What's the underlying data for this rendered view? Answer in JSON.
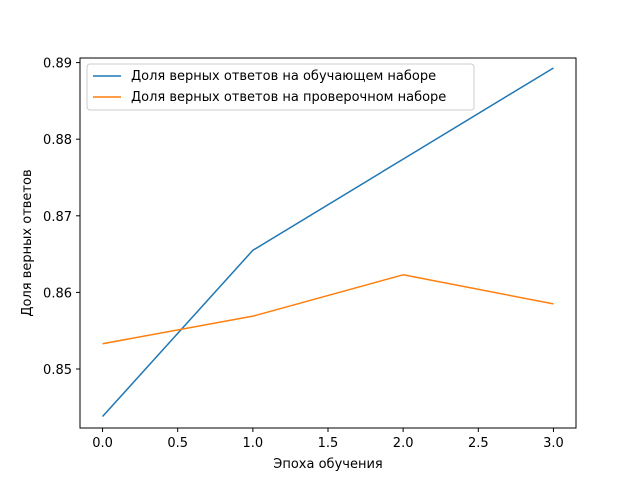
{
  "chart_data": {
    "type": "line",
    "title": "",
    "xlabel": "Эпоха обучения",
    "ylabel": "Доля верных ответов",
    "xlim": [
      -0.15,
      3.15
    ],
    "ylim": [
      0.8423,
      0.8906
    ],
    "x_ticks": [
      0.0,
      0.5,
      1.0,
      1.5,
      2.0,
      2.5,
      3.0
    ],
    "x_tick_labels": [
      "0.0",
      "0.5",
      "1.0",
      "1.5",
      "2.0",
      "2.5",
      "3.0"
    ],
    "y_ticks": [
      0.85,
      0.86,
      0.87,
      0.88,
      0.89
    ],
    "y_tick_labels": [
      "0.85",
      "0.86",
      "0.87",
      "0.88",
      "0.89"
    ],
    "grid": false,
    "legend_position": "top-left",
    "x": [
      0,
      1,
      2,
      3
    ],
    "series": [
      {
        "name": "Доля верных ответов на обучающем наборе",
        "color": "#1f77b4",
        "values": [
          0.8438,
          0.8655,
          0.8774,
          0.8893
        ]
      },
      {
        "name": "Доля верных ответов на проверочном наборе",
        "color": "#ff7f0e",
        "values": [
          0.8533,
          0.8569,
          0.8623,
          0.8585
        ]
      }
    ]
  }
}
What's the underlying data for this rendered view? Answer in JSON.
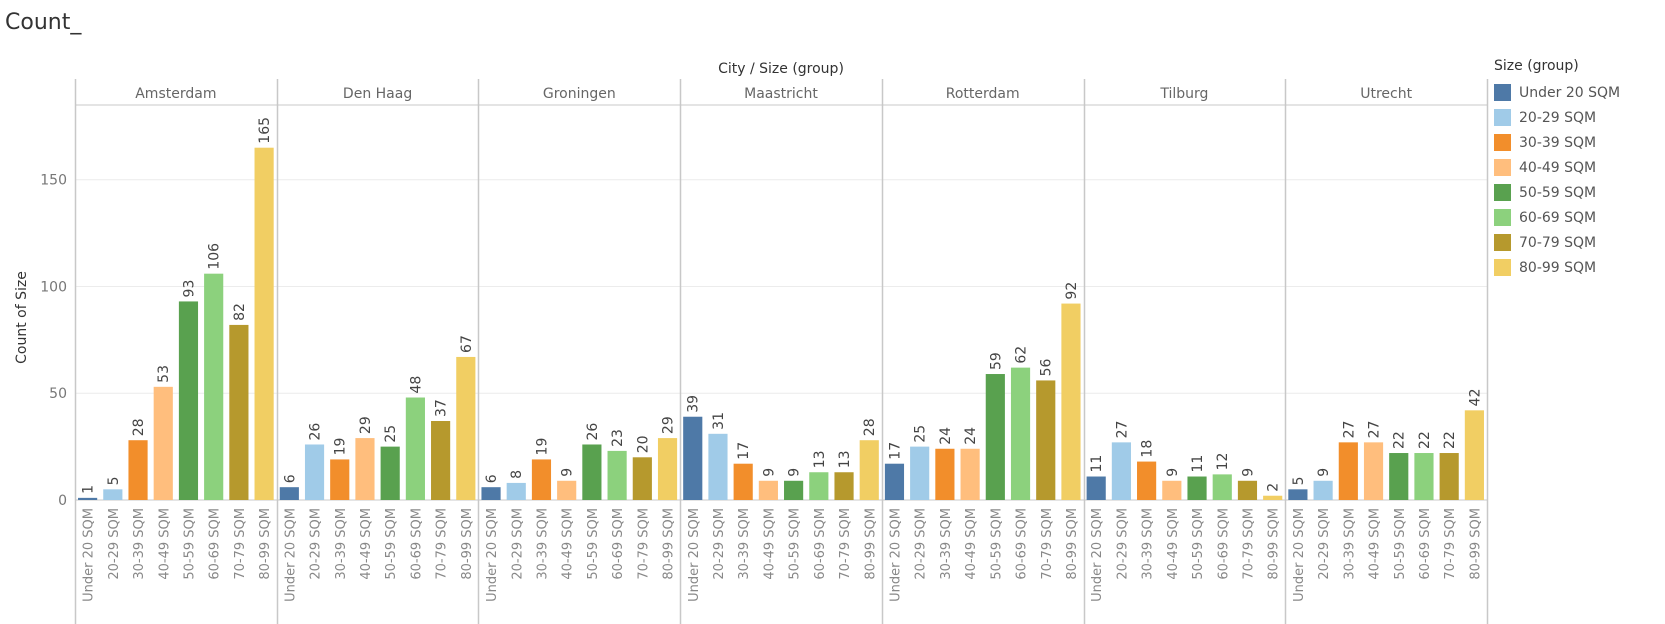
{
  "sheet_title": "Count_",
  "chart_data": {
    "type": "bar",
    "title": "",
    "column_header": "City / Size (group)",
    "ylabel": "Count of Size",
    "ylim": [
      0,
      185
    ],
    "yticks": [
      0,
      50,
      100,
      150
    ],
    "grid": true,
    "legend_title": "Size (group)",
    "legend_position": "right",
    "categories": [
      "Under 20 SQM",
      "20-29 SQM",
      "30-39 SQM",
      "40-49 SQM",
      "50-59 SQM",
      "60-69 SQM",
      "70-79 SQM",
      "80-99 SQM"
    ],
    "colors": [
      "#4e79a7",
      "#a0cbe8",
      "#f28e2b",
      "#ffbe7d",
      "#59a14f",
      "#8cd17d",
      "#b6992d",
      "#f1ce63"
    ],
    "panels": [
      {
        "name": "Amsterdam",
        "values": [
          1,
          5,
          28,
          53,
          93,
          106,
          82,
          165
        ]
      },
      {
        "name": "Den Haag",
        "values": [
          6,
          26,
          19,
          29,
          25,
          48,
          37,
          67
        ]
      },
      {
        "name": "Groningen",
        "values": [
          6,
          8,
          19,
          9,
          26,
          23,
          20,
          29
        ]
      },
      {
        "name": "Maastricht",
        "values": [
          39,
          31,
          17,
          9,
          9,
          13,
          13,
          28
        ]
      },
      {
        "name": "Rotterdam",
        "values": [
          17,
          25,
          24,
          24,
          59,
          62,
          56,
          92
        ]
      },
      {
        "name": "Tilburg",
        "values": [
          11,
          27,
          18,
          9,
          11,
          12,
          9,
          2
        ]
      },
      {
        "name": "Utrecht",
        "values": [
          5,
          9,
          27,
          27,
          22,
          22,
          22,
          42
        ]
      }
    ]
  }
}
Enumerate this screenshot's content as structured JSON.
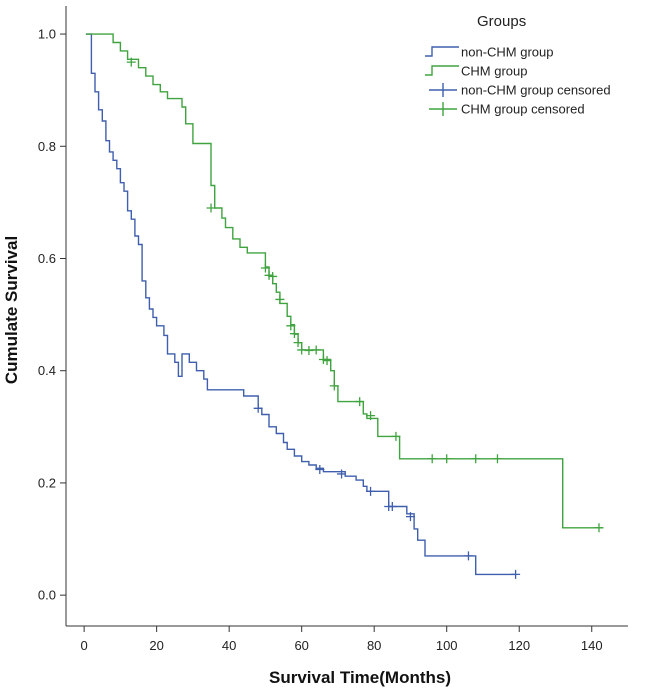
{
  "chart_data": {
    "type": "line",
    "title": "",
    "xlabel": "Survival Time(Months)",
    "ylabel": "Cumulate Survival",
    "xlim": [
      -5,
      150
    ],
    "ylim": [
      -0.055,
      1.05
    ],
    "xticks": [
      0,
      20,
      40,
      60,
      80,
      100,
      120,
      140
    ],
    "yticks": [
      0.0,
      0.2,
      0.4,
      0.6,
      0.8,
      1.0
    ],
    "xtick_labels": [
      "0",
      "20",
      "40",
      "60",
      "80",
      "100",
      "120",
      "140"
    ],
    "ytick_labels": [
      "0.0",
      "0.2",
      "0.4",
      "0.6",
      "0.8",
      "1.0"
    ],
    "grid": false,
    "legend": {
      "title": "Groups",
      "position": "top-right",
      "entries": [
        "non-CHM group",
        "CHM group",
        "non-CHM group censored",
        "CHM group censored"
      ]
    },
    "series": [
      {
        "name": "non-CHM group",
        "color": "#3F5FAE",
        "steps": [
          [
            0.5,
            1.0
          ],
          [
            2,
            0.93
          ],
          [
            3,
            0.897
          ],
          [
            4,
            0.865
          ],
          [
            5,
            0.845
          ],
          [
            6,
            0.81
          ],
          [
            7,
            0.79
          ],
          [
            8,
            0.775
          ],
          [
            9,
            0.76
          ],
          [
            10,
            0.735
          ],
          [
            11,
            0.72
          ],
          [
            12,
            0.685
          ],
          [
            13,
            0.67
          ],
          [
            14,
            0.64
          ],
          [
            15,
            0.625
          ],
          [
            16,
            0.56
          ],
          [
            17,
            0.53
          ],
          [
            18,
            0.51
          ],
          [
            19,
            0.495
          ],
          [
            20,
            0.48
          ],
          [
            22,
            0.463
          ],
          [
            23,
            0.43
          ],
          [
            25,
            0.415
          ],
          [
            26,
            0.39
          ],
          [
            27,
            0.43
          ],
          [
            29,
            0.415
          ],
          [
            31,
            0.4
          ],
          [
            33,
            0.385
          ],
          [
            34,
            0.366
          ],
          [
            44,
            0.355
          ],
          [
            48,
            0.333
          ],
          [
            49,
            0.322
          ],
          [
            51,
            0.3
          ],
          [
            53,
            0.288
          ],
          [
            55,
            0.272
          ],
          [
            56,
            0.26
          ],
          [
            58,
            0.248
          ],
          [
            60,
            0.238
          ],
          [
            62,
            0.232
          ],
          [
            64,
            0.226
          ],
          [
            66,
            0.22
          ],
          [
            72,
            0.212
          ],
          [
            75,
            0.205
          ],
          [
            77,
            0.194
          ],
          [
            78,
            0.185
          ],
          [
            84,
            0.158
          ],
          [
            89,
            0.145
          ],
          [
            91,
            0.118
          ],
          [
            92,
            0.098
          ],
          [
            94,
            0.07
          ],
          [
            105,
            0.07
          ],
          [
            108,
            0.037
          ],
          [
            119,
            0.037
          ]
        ],
        "censored": [
          [
            48,
            0.333
          ],
          [
            65,
            0.224
          ],
          [
            71,
            0.216
          ],
          [
            79,
            0.185
          ],
          [
            84,
            0.158
          ],
          [
            85,
            0.158
          ],
          [
            90,
            0.14
          ],
          [
            106,
            0.07
          ],
          [
            119,
            0.037
          ]
        ]
      },
      {
        "name": "CHM group",
        "color": "#3FA43F",
        "steps": [
          [
            0.5,
            1.0
          ],
          [
            8,
            0.985
          ],
          [
            10,
            0.97
          ],
          [
            12,
            0.955
          ],
          [
            15,
            0.94
          ],
          [
            17,
            0.925
          ],
          [
            19,
            0.91
          ],
          [
            21,
            0.897
          ],
          [
            23,
            0.885
          ],
          [
            27,
            0.87
          ],
          [
            28,
            0.84
          ],
          [
            30,
            0.805
          ],
          [
            35,
            0.73
          ],
          [
            36,
            0.69
          ],
          [
            38,
            0.672
          ],
          [
            39,
            0.655
          ],
          [
            41,
            0.635
          ],
          [
            43,
            0.62
          ],
          [
            45,
            0.61
          ],
          [
            50,
            0.585
          ],
          [
            51,
            0.57
          ],
          [
            52,
            0.555
          ],
          [
            53,
            0.54
          ],
          [
            54,
            0.52
          ],
          [
            56,
            0.497
          ],
          [
            57,
            0.482
          ],
          [
            58,
            0.465
          ],
          [
            59,
            0.45
          ],
          [
            60,
            0.437
          ],
          [
            66,
            0.42
          ],
          [
            68,
            0.4
          ],
          [
            69,
            0.373
          ],
          [
            70,
            0.345
          ],
          [
            77,
            0.323
          ],
          [
            78,
            0.315
          ],
          [
            81,
            0.283
          ],
          [
            87,
            0.243
          ],
          [
            132,
            0.12
          ],
          [
            143,
            0.12
          ]
        ],
        "censored": [
          [
            13,
            0.95
          ],
          [
            35,
            0.69
          ],
          [
            50,
            0.583
          ],
          [
            51,
            0.57
          ],
          [
            52,
            0.568
          ],
          [
            54,
            0.527
          ],
          [
            57,
            0.48
          ],
          [
            58,
            0.466
          ],
          [
            59,
            0.45
          ],
          [
            60,
            0.437
          ],
          [
            62,
            0.436
          ],
          [
            64,
            0.437
          ],
          [
            66,
            0.42
          ],
          [
            67,
            0.418
          ],
          [
            69,
            0.373
          ],
          [
            76,
            0.345
          ],
          [
            79,
            0.32
          ],
          [
            86,
            0.283
          ],
          [
            96,
            0.243
          ],
          [
            100,
            0.243
          ],
          [
            108,
            0.243
          ],
          [
            114,
            0.243
          ],
          [
            142,
            0.12
          ]
        ]
      }
    ]
  }
}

------------------------

**TASK OBJECTIVE**
Which lines hold the string "xlabel"? List them all.

**OUTPUT OF THE EXERCISE**
    "xlabel": "Эпоха обучения",
    "xlabel": "Survival Time(Months)",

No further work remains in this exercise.